What is needed: Set out every line bearing the string "October".

─── Records supplied

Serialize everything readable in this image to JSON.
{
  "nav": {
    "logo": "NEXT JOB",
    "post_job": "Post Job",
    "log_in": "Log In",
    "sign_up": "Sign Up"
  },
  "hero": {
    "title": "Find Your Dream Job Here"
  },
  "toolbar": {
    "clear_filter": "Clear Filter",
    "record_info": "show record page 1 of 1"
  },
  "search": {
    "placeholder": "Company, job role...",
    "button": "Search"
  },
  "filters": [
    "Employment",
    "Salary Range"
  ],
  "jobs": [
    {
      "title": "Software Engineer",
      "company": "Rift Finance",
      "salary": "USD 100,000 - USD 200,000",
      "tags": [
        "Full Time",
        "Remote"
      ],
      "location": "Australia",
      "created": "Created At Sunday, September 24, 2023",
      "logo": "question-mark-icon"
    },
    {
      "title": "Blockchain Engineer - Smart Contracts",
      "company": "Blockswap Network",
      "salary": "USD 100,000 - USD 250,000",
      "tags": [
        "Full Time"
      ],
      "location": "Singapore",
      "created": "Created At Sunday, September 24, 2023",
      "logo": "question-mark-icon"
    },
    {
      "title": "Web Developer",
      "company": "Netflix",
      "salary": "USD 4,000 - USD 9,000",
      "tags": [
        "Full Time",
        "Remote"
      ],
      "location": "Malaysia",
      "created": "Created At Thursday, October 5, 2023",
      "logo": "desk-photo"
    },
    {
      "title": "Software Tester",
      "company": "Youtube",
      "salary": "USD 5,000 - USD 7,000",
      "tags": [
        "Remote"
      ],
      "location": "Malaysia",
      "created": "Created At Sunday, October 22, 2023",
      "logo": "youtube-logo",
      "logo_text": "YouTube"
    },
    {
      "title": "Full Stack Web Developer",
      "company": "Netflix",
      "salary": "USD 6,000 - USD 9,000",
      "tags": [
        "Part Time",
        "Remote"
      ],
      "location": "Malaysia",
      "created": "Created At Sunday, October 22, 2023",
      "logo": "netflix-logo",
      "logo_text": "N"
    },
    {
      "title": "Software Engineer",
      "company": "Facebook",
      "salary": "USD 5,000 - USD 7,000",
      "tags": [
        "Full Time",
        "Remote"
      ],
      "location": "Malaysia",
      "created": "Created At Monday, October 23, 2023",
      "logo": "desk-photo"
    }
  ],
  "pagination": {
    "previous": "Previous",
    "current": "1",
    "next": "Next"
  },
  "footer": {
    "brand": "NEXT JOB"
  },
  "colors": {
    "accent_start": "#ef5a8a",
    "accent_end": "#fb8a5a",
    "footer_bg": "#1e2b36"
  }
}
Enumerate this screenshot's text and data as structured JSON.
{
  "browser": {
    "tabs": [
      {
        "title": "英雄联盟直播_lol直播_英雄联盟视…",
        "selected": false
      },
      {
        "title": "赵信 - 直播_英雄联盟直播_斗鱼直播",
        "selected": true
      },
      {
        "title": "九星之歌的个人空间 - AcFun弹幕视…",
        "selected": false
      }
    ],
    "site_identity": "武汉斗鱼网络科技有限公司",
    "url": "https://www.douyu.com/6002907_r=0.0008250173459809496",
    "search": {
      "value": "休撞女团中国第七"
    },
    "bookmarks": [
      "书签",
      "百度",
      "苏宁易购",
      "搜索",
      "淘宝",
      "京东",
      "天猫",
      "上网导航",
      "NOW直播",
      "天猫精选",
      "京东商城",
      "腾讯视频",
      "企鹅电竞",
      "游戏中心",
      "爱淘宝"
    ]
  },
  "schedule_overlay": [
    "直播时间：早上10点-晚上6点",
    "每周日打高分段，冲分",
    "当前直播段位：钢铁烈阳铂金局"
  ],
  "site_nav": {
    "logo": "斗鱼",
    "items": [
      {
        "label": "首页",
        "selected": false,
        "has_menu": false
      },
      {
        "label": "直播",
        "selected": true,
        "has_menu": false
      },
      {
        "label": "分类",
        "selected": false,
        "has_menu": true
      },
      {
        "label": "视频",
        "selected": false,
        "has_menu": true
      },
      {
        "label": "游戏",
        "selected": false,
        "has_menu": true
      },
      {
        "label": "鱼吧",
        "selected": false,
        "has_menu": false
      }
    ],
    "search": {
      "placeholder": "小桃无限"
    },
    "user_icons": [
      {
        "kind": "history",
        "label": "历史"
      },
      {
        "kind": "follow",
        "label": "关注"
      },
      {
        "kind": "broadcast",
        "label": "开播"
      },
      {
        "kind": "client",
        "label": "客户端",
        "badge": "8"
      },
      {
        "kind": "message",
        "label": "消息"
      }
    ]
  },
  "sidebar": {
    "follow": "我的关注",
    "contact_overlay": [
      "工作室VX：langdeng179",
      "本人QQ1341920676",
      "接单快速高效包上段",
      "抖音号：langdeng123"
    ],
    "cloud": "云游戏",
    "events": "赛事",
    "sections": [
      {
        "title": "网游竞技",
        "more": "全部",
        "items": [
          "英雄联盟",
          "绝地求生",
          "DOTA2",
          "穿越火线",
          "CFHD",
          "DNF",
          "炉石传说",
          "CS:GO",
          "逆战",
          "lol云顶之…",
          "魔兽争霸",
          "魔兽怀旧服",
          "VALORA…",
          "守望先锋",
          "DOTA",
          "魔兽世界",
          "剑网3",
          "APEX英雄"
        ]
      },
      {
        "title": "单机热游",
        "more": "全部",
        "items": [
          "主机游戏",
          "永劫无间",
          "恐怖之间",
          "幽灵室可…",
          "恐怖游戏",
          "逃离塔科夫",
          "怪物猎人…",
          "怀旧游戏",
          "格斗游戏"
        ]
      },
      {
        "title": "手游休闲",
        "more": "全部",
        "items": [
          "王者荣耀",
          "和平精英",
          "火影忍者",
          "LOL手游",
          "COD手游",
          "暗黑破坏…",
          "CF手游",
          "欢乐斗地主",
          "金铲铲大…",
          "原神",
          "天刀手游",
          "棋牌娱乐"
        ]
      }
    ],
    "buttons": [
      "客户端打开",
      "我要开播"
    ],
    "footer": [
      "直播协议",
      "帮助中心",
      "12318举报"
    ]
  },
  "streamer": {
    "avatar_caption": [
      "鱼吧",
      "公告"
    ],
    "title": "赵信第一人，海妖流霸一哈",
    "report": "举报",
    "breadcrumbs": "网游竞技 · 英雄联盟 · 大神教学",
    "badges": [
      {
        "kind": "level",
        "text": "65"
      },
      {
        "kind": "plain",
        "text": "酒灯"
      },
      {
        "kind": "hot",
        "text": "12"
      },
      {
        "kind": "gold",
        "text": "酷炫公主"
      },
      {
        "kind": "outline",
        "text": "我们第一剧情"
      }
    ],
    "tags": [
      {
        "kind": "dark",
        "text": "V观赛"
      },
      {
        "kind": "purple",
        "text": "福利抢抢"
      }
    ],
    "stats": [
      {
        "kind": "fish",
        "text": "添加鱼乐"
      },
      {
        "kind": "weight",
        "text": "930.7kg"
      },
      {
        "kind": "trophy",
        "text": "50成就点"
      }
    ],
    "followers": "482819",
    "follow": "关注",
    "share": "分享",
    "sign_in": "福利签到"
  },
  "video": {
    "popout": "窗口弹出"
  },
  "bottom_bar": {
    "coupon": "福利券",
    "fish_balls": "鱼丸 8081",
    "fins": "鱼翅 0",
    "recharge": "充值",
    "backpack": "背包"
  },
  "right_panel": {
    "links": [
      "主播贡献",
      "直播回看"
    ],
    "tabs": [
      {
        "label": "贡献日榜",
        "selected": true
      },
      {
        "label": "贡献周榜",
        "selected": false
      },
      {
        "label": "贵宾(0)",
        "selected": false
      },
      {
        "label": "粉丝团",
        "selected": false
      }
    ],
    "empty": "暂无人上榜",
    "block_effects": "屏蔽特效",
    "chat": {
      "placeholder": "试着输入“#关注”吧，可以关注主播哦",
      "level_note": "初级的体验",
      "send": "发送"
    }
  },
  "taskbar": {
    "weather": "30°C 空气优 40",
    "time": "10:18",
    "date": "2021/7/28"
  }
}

──────

Solution to this exercise:
      "created": "Created At Thursday, October 5, 2023",
      "created": "Created At Sunday, October 22, 2023",
      "created": "Created At Sunday, October 22, 2023",
      "created": "Created At Monday, October 23, 2023",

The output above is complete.